Dataset items:
....
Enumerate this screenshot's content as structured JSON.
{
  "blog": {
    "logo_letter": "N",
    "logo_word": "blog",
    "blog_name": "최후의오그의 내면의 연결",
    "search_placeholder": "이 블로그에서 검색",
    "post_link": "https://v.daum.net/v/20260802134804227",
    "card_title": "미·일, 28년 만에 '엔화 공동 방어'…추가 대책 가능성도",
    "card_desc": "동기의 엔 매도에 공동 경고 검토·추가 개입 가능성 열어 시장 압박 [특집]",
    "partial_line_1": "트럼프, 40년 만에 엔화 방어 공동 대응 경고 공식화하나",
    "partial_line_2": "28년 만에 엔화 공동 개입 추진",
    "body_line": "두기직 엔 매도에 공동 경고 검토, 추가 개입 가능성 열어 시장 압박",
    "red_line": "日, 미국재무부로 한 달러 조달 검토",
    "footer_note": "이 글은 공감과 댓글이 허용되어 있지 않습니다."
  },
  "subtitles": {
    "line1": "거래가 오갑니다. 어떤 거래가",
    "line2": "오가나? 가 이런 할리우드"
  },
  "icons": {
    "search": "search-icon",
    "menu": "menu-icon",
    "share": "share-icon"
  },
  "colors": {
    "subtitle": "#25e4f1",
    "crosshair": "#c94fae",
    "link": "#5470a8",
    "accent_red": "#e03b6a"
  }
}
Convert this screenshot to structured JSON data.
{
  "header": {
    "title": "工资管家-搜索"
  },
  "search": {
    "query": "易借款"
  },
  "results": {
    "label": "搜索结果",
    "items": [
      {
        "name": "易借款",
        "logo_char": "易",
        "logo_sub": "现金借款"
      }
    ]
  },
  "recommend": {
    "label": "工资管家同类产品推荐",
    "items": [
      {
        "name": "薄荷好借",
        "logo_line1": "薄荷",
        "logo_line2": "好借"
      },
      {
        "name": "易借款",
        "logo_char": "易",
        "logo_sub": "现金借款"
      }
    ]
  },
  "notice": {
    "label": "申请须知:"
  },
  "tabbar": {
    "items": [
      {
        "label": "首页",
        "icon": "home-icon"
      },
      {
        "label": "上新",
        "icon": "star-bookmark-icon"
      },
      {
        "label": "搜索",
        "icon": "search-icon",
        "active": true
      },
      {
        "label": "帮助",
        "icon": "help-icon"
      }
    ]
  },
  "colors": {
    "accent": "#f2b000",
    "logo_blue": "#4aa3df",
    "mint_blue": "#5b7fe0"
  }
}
....
# [The task]
Gather each line in the entries above where the string "label" is found.

# [Completed task]
    "label": "搜索结果",
    "label": "工资管家同类产品推荐",
    "label": "申请须知:"
        "label": "首页",
        "label": "上新",
        "label": "搜索",
        "label": "帮助",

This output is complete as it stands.